Dataset items:
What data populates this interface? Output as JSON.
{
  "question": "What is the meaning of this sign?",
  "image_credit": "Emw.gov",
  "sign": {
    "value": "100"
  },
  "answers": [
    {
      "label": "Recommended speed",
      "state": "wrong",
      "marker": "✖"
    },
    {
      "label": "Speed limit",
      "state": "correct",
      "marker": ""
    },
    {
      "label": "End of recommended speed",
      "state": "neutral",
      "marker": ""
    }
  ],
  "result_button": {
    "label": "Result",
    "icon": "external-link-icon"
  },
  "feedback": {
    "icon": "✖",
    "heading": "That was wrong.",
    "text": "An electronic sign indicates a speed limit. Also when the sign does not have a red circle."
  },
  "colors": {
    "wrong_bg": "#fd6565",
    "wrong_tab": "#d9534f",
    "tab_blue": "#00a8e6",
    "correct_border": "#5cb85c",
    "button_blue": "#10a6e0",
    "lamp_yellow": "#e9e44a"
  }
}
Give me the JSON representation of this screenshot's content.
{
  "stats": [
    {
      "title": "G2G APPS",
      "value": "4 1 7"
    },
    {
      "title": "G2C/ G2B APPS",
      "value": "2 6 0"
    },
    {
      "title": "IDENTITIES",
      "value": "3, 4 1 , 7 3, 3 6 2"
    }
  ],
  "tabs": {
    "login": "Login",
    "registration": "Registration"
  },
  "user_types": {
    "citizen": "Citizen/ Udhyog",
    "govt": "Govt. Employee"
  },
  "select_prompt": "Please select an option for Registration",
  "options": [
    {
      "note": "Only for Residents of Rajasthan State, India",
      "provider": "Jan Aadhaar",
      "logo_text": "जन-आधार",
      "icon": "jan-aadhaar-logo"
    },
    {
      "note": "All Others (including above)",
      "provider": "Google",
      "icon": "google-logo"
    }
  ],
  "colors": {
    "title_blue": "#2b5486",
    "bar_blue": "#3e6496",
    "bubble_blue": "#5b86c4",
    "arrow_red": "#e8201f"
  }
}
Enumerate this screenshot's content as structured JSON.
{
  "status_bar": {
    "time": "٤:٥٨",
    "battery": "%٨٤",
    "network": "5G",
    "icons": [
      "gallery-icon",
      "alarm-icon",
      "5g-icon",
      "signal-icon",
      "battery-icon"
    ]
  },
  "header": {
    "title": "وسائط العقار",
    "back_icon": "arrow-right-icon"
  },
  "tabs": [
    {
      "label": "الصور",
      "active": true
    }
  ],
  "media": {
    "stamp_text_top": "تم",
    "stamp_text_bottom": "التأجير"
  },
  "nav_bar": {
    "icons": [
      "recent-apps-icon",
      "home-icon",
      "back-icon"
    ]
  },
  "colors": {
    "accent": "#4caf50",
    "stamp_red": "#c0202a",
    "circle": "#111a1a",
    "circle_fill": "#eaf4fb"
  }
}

== SET PROBLEM ==
Copy out all lines above that include the string "What".

== SOLVED PROBLEM ==
What data populates this interface? Output as JSON.
  "question": "What is the meaning of this sign?",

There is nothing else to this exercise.